STORED ROWS
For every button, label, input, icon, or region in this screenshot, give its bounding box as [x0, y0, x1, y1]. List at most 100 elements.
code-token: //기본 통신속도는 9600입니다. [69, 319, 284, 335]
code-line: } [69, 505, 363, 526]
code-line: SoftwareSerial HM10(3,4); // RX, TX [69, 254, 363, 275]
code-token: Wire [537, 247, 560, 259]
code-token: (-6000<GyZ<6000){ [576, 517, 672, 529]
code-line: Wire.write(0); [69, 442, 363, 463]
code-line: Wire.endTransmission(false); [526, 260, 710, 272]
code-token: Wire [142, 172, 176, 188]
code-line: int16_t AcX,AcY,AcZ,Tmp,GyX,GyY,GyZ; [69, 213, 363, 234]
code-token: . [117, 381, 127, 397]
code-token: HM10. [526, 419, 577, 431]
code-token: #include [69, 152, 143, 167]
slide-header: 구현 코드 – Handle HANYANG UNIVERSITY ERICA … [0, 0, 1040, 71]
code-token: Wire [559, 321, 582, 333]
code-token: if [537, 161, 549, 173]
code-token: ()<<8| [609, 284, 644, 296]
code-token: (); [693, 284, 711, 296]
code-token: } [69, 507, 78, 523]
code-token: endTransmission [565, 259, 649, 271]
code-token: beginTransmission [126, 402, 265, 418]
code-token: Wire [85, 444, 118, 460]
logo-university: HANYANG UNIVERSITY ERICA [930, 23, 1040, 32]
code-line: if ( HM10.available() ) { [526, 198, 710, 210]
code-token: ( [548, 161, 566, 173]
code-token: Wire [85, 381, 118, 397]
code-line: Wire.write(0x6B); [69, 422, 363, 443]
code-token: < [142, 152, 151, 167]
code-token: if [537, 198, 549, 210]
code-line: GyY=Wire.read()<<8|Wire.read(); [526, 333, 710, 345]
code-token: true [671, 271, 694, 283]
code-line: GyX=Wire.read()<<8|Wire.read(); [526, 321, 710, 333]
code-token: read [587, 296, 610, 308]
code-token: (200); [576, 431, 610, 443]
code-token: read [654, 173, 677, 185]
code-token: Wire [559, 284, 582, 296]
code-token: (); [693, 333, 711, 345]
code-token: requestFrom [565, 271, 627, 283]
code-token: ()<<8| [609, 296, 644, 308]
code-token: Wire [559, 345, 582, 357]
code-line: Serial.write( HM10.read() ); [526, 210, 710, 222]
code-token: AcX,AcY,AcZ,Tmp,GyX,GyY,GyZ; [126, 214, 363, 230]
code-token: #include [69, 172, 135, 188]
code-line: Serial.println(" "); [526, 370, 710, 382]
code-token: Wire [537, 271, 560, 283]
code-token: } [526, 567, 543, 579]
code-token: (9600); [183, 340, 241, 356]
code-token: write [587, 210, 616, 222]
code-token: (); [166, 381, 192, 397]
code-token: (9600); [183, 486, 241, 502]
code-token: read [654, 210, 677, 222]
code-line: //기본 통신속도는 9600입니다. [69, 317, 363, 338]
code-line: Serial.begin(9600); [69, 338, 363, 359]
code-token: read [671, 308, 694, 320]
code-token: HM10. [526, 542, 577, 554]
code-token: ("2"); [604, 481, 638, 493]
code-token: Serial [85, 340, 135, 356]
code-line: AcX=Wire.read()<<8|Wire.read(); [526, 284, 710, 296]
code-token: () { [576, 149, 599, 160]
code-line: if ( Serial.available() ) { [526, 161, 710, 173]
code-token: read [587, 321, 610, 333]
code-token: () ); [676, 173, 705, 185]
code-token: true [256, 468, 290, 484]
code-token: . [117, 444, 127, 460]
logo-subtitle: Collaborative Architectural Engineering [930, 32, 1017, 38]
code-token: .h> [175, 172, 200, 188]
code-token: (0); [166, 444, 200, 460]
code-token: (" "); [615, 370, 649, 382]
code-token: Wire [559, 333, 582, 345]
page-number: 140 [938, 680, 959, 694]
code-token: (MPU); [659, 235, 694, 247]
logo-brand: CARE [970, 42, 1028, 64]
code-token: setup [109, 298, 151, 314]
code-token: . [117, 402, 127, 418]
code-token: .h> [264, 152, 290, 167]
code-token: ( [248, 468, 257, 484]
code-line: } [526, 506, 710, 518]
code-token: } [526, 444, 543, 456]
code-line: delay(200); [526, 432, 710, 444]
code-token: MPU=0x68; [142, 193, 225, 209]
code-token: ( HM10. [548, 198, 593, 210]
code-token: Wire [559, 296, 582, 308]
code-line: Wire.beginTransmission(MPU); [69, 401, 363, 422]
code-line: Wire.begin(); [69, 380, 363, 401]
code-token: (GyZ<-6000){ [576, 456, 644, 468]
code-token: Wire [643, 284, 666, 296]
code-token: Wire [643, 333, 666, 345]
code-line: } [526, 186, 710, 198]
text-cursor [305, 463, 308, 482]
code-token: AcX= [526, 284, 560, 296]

TASK REQUIREMENTS
Rewrite all of the items above, changing every "code-line" to "source-line" and leaving everything else as it is.

FULL RESPONSE
For every button, label, input, icon, or region in this screenshot, give its bounding box as [x0, y0, x1, y1]. List at most 100 elements.
code-token: //기본 통신속도는 9600입니다. [69, 319, 284, 335]
source-line: } [69, 505, 363, 526]
source-line: SoftwareSerial HM10(3,4); // RX, TX [69, 254, 363, 275]
code-token: Wire [537, 247, 560, 259]
code-token: (-6000<GyZ<6000){ [576, 517, 672, 529]
source-line: Wire.write(0); [69, 442, 363, 463]
source-line: Wire.endTransmission(false); [526, 260, 710, 272]
code-token: Wire [142, 172, 176, 188]
source-line: int16_t AcX,AcY,AcZ,Tmp,GyX,GyY,GyZ; [69, 213, 363, 234]
code-token: . [117, 381, 127, 397]
code-token: HM10. [526, 419, 577, 431]
code-token: #include [69, 152, 143, 167]
slide-header: 구현 코드 – Handle HANYANG UNIVERSITY ERICA … [0, 0, 1040, 71]
code-token: Wire [559, 321, 582, 333]
code-token: if [537, 161, 549, 173]
code-token: ()<<8| [609, 284, 644, 296]
code-token: (); [693, 284, 711, 296]
code-token: } [69, 507, 78, 523]
code-token: endTransmission [565, 259, 649, 271]
code-token: beginTransmission [126, 402, 265, 418]
code-token: Wire [85, 444, 118, 460]
logo-university: HANYANG UNIVERSITY ERICA [930, 23, 1040, 32]
source-line: if ( HM10.available() ) { [526, 198, 710, 210]
code-token: ( [548, 161, 566, 173]
code-token: Wire [85, 381, 118, 397]
source-line: Wire.write(0x6B); [69, 422, 363, 443]
code-token: < [142, 152, 151, 167]
code-token: if [537, 198, 549, 210]
source-line: GyY=Wire.read()<<8|Wire.read(); [526, 333, 710, 345]
code-token: true [671, 271, 694, 283]
source-line: GyX=Wire.read()<<8|Wire.read(); [526, 321, 710, 333]
code-token: read [587, 296, 610, 308]
code-token: (200); [576, 431, 610, 443]
code-token: read [654, 173, 677, 185]
code-token: Wire [559, 284, 582, 296]
code-token: (); [693, 333, 711, 345]
code-token: requestFrom [565, 271, 627, 283]
code-token: ()<<8| [609, 296, 644, 308]
code-token: Wire [559, 345, 582, 357]
source-line: Serial.write( HM10.read() ); [526, 210, 710, 222]
code-token: AcX,AcY,AcZ,Tmp,GyX,GyY,GyZ; [126, 214, 363, 230]
code-token: #include [69, 172, 135, 188]
source-line: Serial.println(" "); [526, 370, 710, 382]
code-token: Wire [537, 271, 560, 283]
code-token: } [526, 567, 543, 579]
code-token: (9600); [183, 340, 241, 356]
code-token: write [587, 210, 616, 222]
code-token: (); [166, 381, 192, 397]
code-token: (9600); [183, 486, 241, 502]
code-token: read [654, 210, 677, 222]
source-line: //기본 통신속도는 9600입니다. [69, 317, 363, 338]
source-line: Serial.begin(9600); [69, 338, 363, 359]
code-token: read [671, 308, 694, 320]
code-token: HM10. [526, 542, 577, 554]
code-token: ("2"); [604, 481, 638, 493]
code-token: Serial [85, 340, 135, 356]
source-line: AcX=Wire.read()<<8|Wire.read(); [526, 284, 710, 296]
code-token: () { [576, 149, 599, 160]
source-line: if ( Serial.available() ) { [526, 161, 710, 173]
code-token: read [587, 321, 610, 333]
code-token: () ); [676, 173, 705, 185]
code-token: true [256, 468, 290, 484]
code-token: . [117, 444, 127, 460]
logo-subtitle: Collaborative Architectural Engineering [930, 32, 1017, 38]
code-token: .h> [175, 172, 200, 188]
code-token: (0); [166, 444, 200, 460]
code-token: (" "); [615, 370, 649, 382]
code-token: Wire [559, 333, 582, 345]
page-number: 140 [938, 680, 959, 694]
code-token: (MPU); [659, 235, 694, 247]
logo-brand: CARE [970, 42, 1028, 64]
code-token: setup [109, 298, 151, 314]
code-token: . [117, 402, 127, 418]
code-token: .h> [264, 152, 290, 167]
code-token: ( [248, 468, 257, 484]
source-line: } [526, 506, 710, 518]
code-token: } [526, 444, 543, 456]
source-line: delay(200); [526, 432, 710, 444]
code-token: MPU=0x68; [142, 193, 225, 209]
code-token: ( HM10. [548, 198, 593, 210]
code-token: Wire [559, 296, 582, 308]
source-line: Wire.beginTransmission(MPU); [69, 401, 363, 422]
source-line: Wire.begin(); [69, 380, 363, 401]
code-token: (GyZ<-6000){ [576, 456, 644, 468]
code-token: Wire [643, 284, 666, 296]
code-token: Wire [643, 333, 666, 345]
source-line: } [526, 186, 710, 198]
text-cursor [305, 463, 308, 482]
code-token: AcX= [526, 284, 560, 296]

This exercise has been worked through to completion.